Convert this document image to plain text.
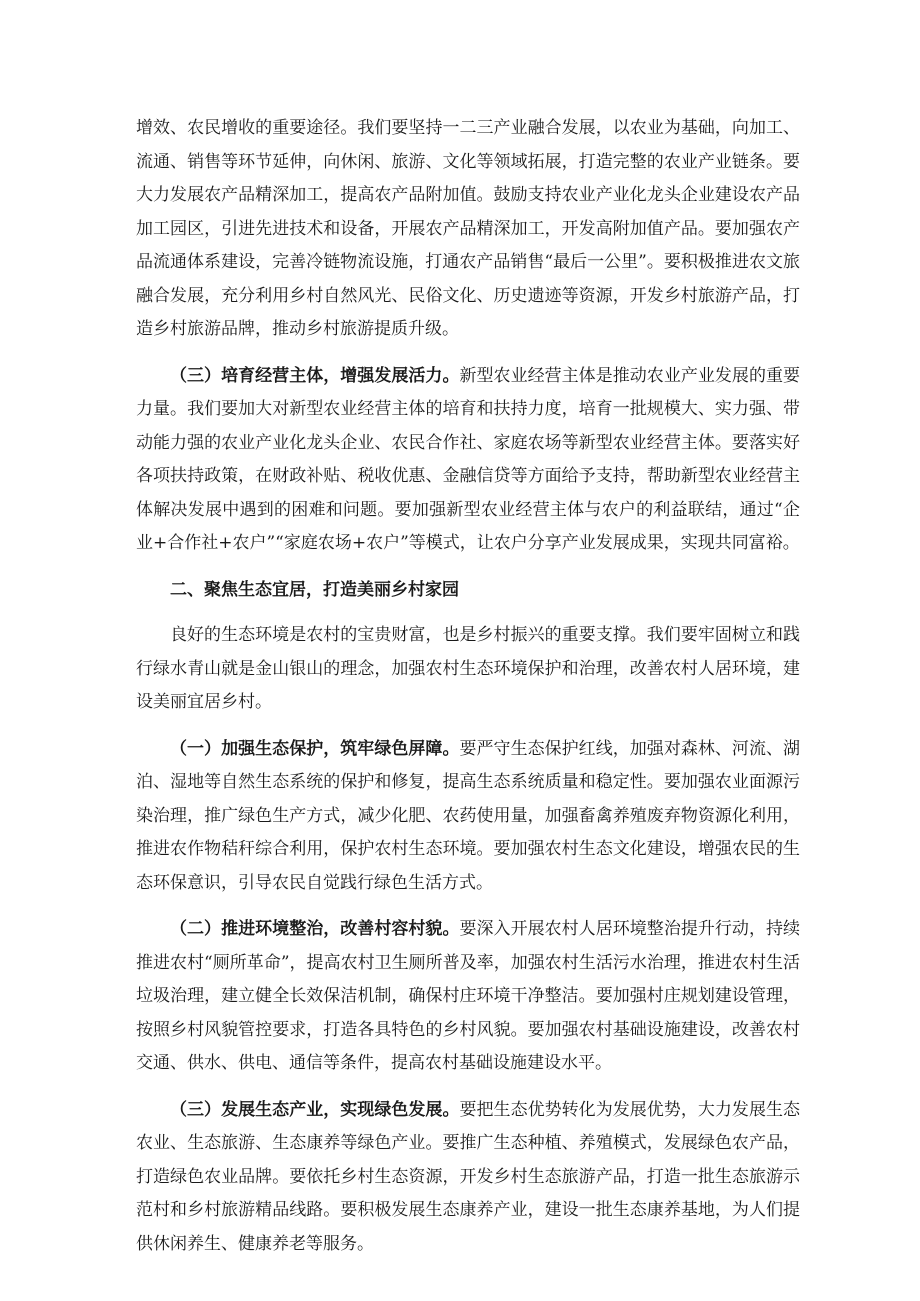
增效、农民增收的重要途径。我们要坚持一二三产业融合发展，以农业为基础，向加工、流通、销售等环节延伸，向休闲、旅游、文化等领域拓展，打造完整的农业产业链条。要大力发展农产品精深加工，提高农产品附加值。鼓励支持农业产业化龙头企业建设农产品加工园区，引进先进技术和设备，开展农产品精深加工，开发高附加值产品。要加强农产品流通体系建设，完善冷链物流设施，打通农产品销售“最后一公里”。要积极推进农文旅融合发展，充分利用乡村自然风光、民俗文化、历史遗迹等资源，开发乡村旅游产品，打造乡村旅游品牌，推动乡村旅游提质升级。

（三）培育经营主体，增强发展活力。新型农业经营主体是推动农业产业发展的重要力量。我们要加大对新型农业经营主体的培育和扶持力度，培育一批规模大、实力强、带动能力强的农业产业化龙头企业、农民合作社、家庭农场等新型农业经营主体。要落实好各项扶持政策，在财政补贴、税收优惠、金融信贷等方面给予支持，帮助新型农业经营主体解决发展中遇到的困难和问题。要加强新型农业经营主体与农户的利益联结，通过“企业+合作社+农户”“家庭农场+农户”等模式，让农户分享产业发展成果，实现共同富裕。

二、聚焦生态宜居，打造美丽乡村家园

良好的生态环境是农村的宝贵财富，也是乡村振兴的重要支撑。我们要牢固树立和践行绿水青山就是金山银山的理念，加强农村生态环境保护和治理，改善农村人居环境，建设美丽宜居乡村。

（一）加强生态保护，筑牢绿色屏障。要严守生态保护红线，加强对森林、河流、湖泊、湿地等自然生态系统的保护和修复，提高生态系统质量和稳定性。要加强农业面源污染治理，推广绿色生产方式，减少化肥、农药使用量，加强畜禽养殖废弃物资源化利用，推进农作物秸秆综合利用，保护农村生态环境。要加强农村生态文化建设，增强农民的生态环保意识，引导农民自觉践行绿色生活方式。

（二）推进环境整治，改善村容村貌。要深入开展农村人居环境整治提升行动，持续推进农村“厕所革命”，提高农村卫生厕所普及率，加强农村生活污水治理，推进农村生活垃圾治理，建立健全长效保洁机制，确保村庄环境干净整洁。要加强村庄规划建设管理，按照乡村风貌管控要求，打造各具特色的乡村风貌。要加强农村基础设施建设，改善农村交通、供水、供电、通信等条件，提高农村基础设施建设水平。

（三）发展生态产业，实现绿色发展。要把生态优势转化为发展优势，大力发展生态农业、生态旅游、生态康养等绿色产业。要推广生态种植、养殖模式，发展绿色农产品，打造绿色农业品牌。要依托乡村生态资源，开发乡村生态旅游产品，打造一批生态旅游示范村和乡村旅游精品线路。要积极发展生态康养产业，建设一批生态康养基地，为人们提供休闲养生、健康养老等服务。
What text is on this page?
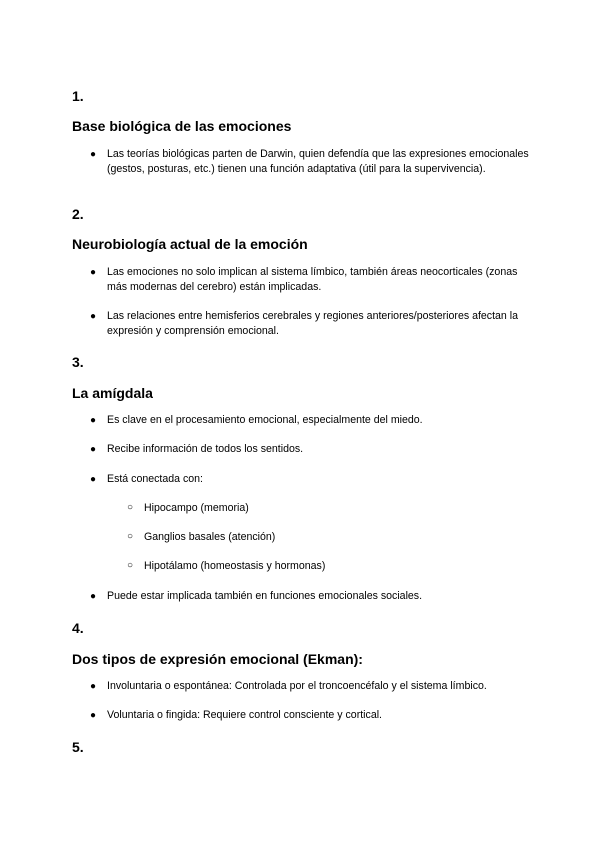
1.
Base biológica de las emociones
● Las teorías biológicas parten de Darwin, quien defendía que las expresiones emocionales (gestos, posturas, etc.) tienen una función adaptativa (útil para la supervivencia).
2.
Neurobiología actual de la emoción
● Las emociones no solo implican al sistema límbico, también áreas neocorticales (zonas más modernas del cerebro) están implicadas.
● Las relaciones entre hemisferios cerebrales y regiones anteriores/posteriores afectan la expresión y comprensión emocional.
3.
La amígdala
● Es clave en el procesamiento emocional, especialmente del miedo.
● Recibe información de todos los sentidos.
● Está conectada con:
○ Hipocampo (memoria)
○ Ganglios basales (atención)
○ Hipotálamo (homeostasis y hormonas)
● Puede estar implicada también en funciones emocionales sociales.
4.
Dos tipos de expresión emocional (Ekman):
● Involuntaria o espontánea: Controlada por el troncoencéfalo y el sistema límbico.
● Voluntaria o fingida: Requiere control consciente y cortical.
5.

* * *

Each record above should be copied character for character, with pictures dropped.

Correct result:
Convert this document image to plain text.
增效、农民增收的重要途径。我们要坚持一二三产业融合发展，以农业为基础，向加工、流通、销售等环节延伸，向休闲、旅游、文化等领域拓展，打造完整的农业产业链条。要大力发展农产品精深加工，提高农产品附加值。鼓励支持农业产业化龙头企业建设农产品加工园区，引进先进技术和设备，开展农产品精深加工，开发高附加值产品。要加强农产品流通体系建设，完善冷链物流设施，打通农产品销售“最后一公里”。要积极推进农文旅融合发展，充分利用乡村自然风光、民俗文化、历史遗迹等资源，开发乡村旅游产品，打造乡村旅游品牌，推动乡村旅游提质升级。

（三）培育经营主体，增强发展活力。新型农业经营主体是推动农业产业发展的重要力量。我们要加大对新型农业经营主体的培育和扶持力度，培育一批规模大、实力强、带动能力强的农业产业化龙头企业、农民合作社、家庭农场等新型农业经营主体。要落实好各项扶持政策，在财政补贴、税收优惠、金融信贷等方面给予支持，帮助新型农业经营主体解决发展中遇到的困难和问题。要加强新型农业经营主体与农户的利益联结，通过“企业+合作社+农户”“家庭农场+农户”等模式，让农户分享产业发展成果，实现共同富裕。

二、聚焦生态宜居，打造美丽乡村家园

良好的生态环境是农村的宝贵财富，也是乡村振兴的重要支撑。我们要牢固树立和践行绿水青山就是金山银山的理念，加强农村生态环境保护和治理，改善农村人居环境，建设美丽宜居乡村。

（一）加强生态保护，筑牢绿色屏障。要严守生态保护红线，加强对森林、河流、湖泊、湿地等自然生态系统的保护和修复，提高生态系统质量和稳定性。要加强农业面源污染治理，推广绿色生产方式，减少化肥、农药使用量，加强畜禽养殖废弃物资源化利用，推进农作物秸秆综合利用，保护农村生态环境。要加强农村生态文化建设，增强农民的生态环保意识，引导农民自觉践行绿色生活方式。

（二）推进环境整治，改善村容村貌。要深入开展农村人居环境整治提升行动，持续推进农村“厕所革命”，提高农村卫生厕所普及率，加强农村生活污水治理，推进农村生活垃圾治理，建立健全长效保洁机制，确保村庄环境干净整洁。要加强村庄规划建设管理，按照乡村风貌管控要求，打造各具特色的乡村风貌。要加强农村基础设施建设，改善农村交通、供水、供电、通信等条件，提高农村基础设施建设水平。

（三）发展生态产业，实现绿色发展。要把生态优势转化为发展优势，大力发展生态农业、生态旅游、生态康养等绿色产业。要推广生态种植、养殖模式，发展绿色农产品，打造绿色农业品牌。要依托乡村生态资源，开发乡村生态旅游产品，打造一批生态旅游示范村和乡村旅游精品线路。要积极发展生态康养产业，建设一批生态康养基地，为人们提供休闲养生、健康养老等服务。
What text is on this page?
1.
Base biológica de las emociones
● Las teorías biológicas parten de Darwin, quien defendía que las expresiones emocionales (gestos, posturas, etc.) tienen una función adaptativa (útil para la supervivencia).
2.
Neurobiología actual de la emoción
● Las emociones no solo implican al sistema límbico, también áreas neocorticales (zonas más modernas del cerebro) están implicadas.
● Las relaciones entre hemisferios cerebrales y regiones anteriores/posteriores afectan la expresión y comprensión emocional.
3.
La amígdala
● Es clave en el procesamiento emocional, especialmente del miedo.
● Recibe información de todos los sentidos.
● Está conectada con:
○ Hipocampo (memoria)
○ Ganglios basales (atención)
○ Hipotálamo (homeostasis y hormonas)
● Puede estar implicada también en funciones emocionales sociales.
4.
Dos tipos de expresión emocional (Ekman):
● Involuntaria o espontánea: Controlada por el troncoencéfalo y el sistema límbico.
● Voluntaria o fingida: Requiere control consciente y cortical.
5.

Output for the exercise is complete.